WHAT IS REQUIRED
What is the number of lines in these entries that include "Connected"? Write that number and no other text.
- - -
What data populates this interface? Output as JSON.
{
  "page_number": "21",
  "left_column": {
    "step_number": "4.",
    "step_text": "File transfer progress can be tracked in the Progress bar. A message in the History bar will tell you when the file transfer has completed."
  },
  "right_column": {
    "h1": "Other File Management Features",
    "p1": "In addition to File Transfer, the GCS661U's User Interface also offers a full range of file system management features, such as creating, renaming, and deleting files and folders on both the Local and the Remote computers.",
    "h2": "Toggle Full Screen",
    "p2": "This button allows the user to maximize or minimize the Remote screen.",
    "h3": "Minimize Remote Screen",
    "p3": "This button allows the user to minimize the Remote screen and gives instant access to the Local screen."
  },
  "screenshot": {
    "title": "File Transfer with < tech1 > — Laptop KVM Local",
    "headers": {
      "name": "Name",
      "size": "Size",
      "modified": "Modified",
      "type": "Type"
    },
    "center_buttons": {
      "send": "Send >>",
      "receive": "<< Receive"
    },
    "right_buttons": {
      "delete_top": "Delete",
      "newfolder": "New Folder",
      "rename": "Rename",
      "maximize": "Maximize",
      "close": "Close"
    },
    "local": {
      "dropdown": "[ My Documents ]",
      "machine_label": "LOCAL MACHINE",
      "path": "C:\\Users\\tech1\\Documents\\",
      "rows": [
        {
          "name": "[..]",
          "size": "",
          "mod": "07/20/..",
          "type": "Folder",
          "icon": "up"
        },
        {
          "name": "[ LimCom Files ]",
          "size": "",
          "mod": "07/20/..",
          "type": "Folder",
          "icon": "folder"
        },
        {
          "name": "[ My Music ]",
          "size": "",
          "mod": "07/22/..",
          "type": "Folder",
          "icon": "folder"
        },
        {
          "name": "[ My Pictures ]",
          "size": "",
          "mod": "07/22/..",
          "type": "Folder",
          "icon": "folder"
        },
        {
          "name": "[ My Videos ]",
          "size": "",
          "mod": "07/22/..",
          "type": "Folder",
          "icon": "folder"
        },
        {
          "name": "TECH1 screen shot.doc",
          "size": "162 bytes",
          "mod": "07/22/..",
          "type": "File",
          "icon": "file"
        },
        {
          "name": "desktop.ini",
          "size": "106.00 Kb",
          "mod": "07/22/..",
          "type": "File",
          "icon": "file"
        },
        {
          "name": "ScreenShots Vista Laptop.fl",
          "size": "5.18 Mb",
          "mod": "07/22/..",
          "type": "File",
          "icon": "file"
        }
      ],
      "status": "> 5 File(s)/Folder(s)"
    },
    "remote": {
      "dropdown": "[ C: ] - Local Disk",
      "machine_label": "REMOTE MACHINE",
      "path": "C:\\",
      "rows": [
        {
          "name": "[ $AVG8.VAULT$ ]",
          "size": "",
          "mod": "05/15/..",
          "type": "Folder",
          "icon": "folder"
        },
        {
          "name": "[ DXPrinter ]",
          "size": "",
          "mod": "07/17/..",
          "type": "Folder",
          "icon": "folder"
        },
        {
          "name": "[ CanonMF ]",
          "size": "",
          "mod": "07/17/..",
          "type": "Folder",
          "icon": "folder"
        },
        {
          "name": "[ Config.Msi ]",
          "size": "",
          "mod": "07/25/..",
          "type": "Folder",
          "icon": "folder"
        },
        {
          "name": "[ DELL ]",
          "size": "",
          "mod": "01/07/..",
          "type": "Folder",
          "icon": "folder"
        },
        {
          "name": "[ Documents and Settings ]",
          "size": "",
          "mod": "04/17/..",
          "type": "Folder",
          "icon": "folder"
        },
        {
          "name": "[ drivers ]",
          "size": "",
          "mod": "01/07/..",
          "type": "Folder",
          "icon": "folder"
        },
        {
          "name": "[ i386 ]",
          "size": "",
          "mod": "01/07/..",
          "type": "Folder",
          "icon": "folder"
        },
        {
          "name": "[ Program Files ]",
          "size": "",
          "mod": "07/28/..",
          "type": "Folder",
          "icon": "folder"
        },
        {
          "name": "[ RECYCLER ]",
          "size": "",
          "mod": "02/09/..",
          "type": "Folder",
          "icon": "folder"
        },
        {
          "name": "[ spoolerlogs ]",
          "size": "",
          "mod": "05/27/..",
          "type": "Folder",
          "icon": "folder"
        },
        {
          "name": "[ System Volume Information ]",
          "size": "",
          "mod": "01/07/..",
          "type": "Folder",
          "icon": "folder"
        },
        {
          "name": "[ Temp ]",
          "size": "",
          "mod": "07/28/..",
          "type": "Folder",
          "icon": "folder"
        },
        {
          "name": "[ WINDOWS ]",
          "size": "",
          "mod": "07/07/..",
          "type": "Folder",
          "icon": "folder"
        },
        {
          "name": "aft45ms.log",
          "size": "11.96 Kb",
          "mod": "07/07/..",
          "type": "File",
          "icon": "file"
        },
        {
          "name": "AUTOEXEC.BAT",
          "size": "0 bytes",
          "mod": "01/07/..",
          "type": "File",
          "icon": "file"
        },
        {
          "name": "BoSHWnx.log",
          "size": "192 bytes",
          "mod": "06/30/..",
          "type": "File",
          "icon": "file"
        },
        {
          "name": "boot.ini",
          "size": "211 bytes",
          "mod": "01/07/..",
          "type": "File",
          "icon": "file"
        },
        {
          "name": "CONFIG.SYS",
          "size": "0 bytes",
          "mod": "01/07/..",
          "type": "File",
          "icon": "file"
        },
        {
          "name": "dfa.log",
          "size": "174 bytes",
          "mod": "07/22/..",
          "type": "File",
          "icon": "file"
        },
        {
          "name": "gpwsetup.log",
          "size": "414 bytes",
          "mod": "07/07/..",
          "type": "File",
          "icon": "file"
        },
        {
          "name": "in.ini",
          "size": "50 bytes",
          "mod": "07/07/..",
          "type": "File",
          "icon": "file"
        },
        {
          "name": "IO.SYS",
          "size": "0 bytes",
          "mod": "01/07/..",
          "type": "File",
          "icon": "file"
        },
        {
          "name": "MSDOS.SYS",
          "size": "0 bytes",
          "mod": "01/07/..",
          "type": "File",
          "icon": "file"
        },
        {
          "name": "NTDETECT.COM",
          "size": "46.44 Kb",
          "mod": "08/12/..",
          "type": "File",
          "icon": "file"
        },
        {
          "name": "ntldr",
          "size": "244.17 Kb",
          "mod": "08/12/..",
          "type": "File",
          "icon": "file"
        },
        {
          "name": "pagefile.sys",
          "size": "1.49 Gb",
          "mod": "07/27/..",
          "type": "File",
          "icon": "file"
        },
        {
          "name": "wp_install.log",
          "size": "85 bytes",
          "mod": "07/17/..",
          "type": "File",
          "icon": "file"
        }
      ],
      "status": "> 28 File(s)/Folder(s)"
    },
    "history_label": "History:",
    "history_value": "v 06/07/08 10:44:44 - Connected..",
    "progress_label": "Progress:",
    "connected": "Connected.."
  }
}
- - -
TASK SOLUTION
2